(Problem)
All entries below are to be set down again, identical to the source.

(Records provided)
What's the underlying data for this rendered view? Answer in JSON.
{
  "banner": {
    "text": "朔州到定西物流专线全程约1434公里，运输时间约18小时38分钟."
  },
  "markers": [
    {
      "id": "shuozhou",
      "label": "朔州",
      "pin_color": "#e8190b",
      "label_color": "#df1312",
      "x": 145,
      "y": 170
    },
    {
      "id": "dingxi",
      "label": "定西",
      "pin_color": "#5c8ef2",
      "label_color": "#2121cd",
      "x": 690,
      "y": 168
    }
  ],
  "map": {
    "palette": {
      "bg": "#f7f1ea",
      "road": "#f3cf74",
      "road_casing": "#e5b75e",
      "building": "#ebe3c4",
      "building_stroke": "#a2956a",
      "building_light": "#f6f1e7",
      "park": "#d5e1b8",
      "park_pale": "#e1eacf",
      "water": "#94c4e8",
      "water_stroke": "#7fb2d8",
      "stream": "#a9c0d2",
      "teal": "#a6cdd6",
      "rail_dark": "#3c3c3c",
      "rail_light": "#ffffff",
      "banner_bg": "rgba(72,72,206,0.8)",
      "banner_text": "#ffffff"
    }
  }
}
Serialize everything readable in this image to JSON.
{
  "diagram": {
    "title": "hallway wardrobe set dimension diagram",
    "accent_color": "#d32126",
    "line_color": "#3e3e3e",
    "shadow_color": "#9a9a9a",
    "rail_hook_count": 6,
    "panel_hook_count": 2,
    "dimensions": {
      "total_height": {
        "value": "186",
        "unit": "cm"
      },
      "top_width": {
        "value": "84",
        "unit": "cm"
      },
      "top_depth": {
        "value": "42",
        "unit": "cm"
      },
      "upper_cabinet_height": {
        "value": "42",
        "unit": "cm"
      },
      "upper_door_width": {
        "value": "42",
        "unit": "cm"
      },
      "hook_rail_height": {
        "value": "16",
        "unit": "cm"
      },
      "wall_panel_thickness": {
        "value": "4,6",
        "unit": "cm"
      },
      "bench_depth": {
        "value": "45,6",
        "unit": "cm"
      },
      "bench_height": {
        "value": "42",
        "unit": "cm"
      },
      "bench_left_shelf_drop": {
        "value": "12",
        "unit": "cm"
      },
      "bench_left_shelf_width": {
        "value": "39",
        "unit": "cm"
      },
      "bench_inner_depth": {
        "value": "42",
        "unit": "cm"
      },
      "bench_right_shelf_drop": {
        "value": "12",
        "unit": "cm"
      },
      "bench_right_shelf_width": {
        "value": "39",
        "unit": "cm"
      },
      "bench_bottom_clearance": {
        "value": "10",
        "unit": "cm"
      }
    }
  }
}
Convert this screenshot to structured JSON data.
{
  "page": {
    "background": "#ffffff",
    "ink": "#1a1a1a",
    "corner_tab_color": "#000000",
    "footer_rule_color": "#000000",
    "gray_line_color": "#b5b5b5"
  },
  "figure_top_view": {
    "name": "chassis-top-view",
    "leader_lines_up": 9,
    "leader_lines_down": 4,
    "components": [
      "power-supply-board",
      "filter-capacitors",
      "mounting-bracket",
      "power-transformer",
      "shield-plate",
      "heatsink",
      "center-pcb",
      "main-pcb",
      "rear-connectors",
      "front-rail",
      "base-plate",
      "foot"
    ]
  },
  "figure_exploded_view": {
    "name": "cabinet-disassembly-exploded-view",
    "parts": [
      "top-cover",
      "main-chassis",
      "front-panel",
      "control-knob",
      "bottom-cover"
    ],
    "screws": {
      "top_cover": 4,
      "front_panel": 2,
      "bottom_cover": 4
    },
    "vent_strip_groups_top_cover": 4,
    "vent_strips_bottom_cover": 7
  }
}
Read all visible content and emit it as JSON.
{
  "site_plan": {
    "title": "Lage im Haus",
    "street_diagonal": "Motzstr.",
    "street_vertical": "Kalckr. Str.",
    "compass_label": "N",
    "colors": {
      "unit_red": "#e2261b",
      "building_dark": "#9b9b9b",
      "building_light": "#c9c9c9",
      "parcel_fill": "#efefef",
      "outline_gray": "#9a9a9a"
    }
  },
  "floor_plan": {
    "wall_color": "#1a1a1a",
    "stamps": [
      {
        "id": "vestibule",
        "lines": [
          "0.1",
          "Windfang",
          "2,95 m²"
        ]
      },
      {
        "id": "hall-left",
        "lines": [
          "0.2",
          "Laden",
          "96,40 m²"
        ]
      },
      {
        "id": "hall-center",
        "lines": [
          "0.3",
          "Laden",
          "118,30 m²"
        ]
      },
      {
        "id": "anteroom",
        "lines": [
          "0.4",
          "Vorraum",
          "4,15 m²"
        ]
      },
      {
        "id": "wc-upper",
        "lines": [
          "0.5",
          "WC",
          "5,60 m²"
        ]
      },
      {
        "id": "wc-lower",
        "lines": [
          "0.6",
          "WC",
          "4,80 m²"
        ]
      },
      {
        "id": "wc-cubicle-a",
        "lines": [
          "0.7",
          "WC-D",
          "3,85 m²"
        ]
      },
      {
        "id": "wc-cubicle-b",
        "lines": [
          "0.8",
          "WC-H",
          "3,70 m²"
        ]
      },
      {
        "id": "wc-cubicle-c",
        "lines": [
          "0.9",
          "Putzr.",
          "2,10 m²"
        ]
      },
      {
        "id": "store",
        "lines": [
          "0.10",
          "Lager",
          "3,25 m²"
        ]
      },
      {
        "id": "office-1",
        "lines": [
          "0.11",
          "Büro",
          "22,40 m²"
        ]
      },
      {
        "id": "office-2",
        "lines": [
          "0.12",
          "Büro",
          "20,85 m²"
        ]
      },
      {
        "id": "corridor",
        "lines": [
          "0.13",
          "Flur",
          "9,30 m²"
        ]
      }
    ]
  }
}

(Response)
What's the underlying data for this rendered view? Answer in JSON.
{
  "banner": {
    "text": "朔州到定西物流专线全程约1434公里，运输时间约18小时38分钟."
  },
  "markers": [
    {
      "id": "shuozhou",
      "label": "朔州",
      "pin_color": "#e8190b",
      "label_color": "#df1312",
      "x": 145,
      "y": 170
    },
    {
      "id": "dingxi",
      "label": "定西",
      "pin_color": "#5c8ef2",
      "label_color": "#2121cd",
      "x": 690,
      "y": 168
    }
  ],
  "map": {
    "palette": {
      "bg": "#f7f1ea",
      "road": "#f3cf74",
      "road_casing": "#e5b75e",
      "building": "#ebe3c4",
      "building_stroke": "#a2956a",
      "building_light": "#f6f1e7",
      "park": "#d5e1b8",
      "park_pale": "#e1eacf",
      "water": "#94c4e8",
      "water_stroke": "#7fb2d8",
      "stream": "#a9c0d2",
      "teal": "#a6cdd6",
      "rail_dark": "#3c3c3c",
      "rail_light": "#ffffff",
      "banner_bg": "rgba(72,72,206,0.8)",
      "banner_text": "#ffffff"
    }
  }
}
Serialize everything readable in this image to JSON.
{
  "diagram": {
    "title": "hallway wardrobe set dimension diagram",
    "accent_color": "#d32126",
    "line_color": "#3e3e3e",
    "shadow_color": "#9a9a9a",
    "rail_hook_count": 6,
    "panel_hook_count": 2,
    "dimensions": {
      "total_height": {
        "value": "186",
        "unit": "cm"
      },
      "top_width": {
        "value": "84",
        "unit": "cm"
      },
      "top_depth": {
        "value": "42",
        "unit": "cm"
      },
      "upper_cabinet_height": {
        "value": "42",
        "unit": "cm"
      },
      "upper_door_width": {
        "value": "42",
        "unit": "cm"
      },
      "hook_rail_height": {
        "value": "16",
        "unit": "cm"
      },
      "wall_panel_thickness": {
        "value": "4,6",
        "unit": "cm"
      },
      "bench_depth": {
        "value": "45,6",
        "unit": "cm"
      },
      "bench_height": {
        "value": "42",
        "unit": "cm"
      },
      "bench_left_shelf_drop": {
        "value": "12",
        "unit": "cm"
      },
      "bench_left_shelf_width": {
        "value": "39",
        "unit": "cm"
      },
      "bench_inner_depth": {
        "value": "42",
        "unit": "cm"
      },
      "bench_right_shelf_drop": {
        "value": "12",
        "unit": "cm"
      },
      "bench_right_shelf_width": {
        "value": "39",
        "unit": "cm"
      },
      "bench_bottom_clearance": {
        "value": "10",
        "unit": "cm"
      }
    }
  }
}
Convert this screenshot to structured JSON data.
{
  "page": {
    "background": "#ffffff",
    "ink": "#1a1a1a",
    "corner_tab_color": "#000000",
    "footer_rule_color": "#000000",
    "gray_line_color": "#b5b5b5"
  },
  "figure_top_view": {
    "name": "chassis-top-view",
    "leader_lines_up": 9,
    "leader_lines_down": 4,
    "components": [
      "power-supply-board",
      "filter-capacitors",
      "mounting-bracket",
      "power-transformer",
      "shield-plate",
      "heatsink",
      "center-pcb",
      "main-pcb",
      "rear-connectors",
      "front-rail",
      "base-plate",
      "foot"
    ]
  },
  "figure_exploded_view": {
    "name": "cabinet-disassembly-exploded-view",
    "parts": [
      "top-cover",
      "main-chassis",
      "front-panel",
      "control-knob",
      "bottom-cover"
    ],
    "screws": {
      "top_cover": 4,
      "front_panel": 2,
      "bottom_cover": 4
    },
    "vent_strip_groups_top_cover": 4,
    "vent_strips_bottom_cover": 7
  }
}
Read all visible content and emit it as JSON.
{
  "site_plan": {
    "title": "Lage im Haus",
    "street_diagonal": "Motzstr.",
    "street_vertical": "Kalckr. Str.",
    "compass_label": "N",
    "colors": {
      "unit_red": "#e2261b",
      "building_dark": "#9b9b9b",
      "building_light": "#c9c9c9",
      "parcel_fill": "#efefef",
      "outline_gray": "#9a9a9a"
    }
  },
  "floor_plan": {
    "wall_color": "#1a1a1a",
    "stamps": [
      {
        "id": "vestibule",
        "lines": [
          "0.1",
          "Windfang",
          "2,95 m²"
        ]
      },
      {
        "id": "hall-left",
        "lines": [
          "0.2",
          "Laden",
          "96,40 m²"
        ]
      },
      {
        "id": "hall-center",
        "lines": [
          "0.3",
          "Laden",
          "118,30 m²"
        ]
      },
      {
        "id": "anteroom",
        "lines": [
          "0.4",
          "Vorraum",
          "4,15 m²"
        ]
      },
      {
        "id": "wc-upper",
        "lines": [
          "0.5",
          "WC",
          "5,60 m²"
        ]
      },
      {
        "id": "wc-lower",
        "lines": [
          "0.6",
          "WC",
          "4,80 m²"
        ]
      },
      {
        "id": "wc-cubicle-a",
        "lines": [
          "0.7",
          "WC-D",
          "3,85 m²"
        ]
      },
      {
        "id": "wc-cubicle-b",
        "lines": [
          "0.8",
          "WC-H",
          "3,70 m²"
        ]
      },
      {
        "id": "wc-cubicle-c",
        "lines": [
          "0.9",
          "Putzr.",
          "2,10 m²"
        ]
      },
      {
        "id": "store",
        "lines": [
          "0.10",
          "Lager",
          "3,25 m²"
        ]
      },
      {
        "id": "office-1",
        "lines": [
          "0.11",
          "Büro",
          "22,40 m²"
        ]
      },
      {
        "id": "office-2",
        "lines": [
          "0.12",
          "Büro",
          "20,85 m²"
        ]
      },
      {
        "id": "corridor",
        "lines": [
          "0.13",
          "Flur",
          "9,30 m²"
        ]
      }
    ]
  }
}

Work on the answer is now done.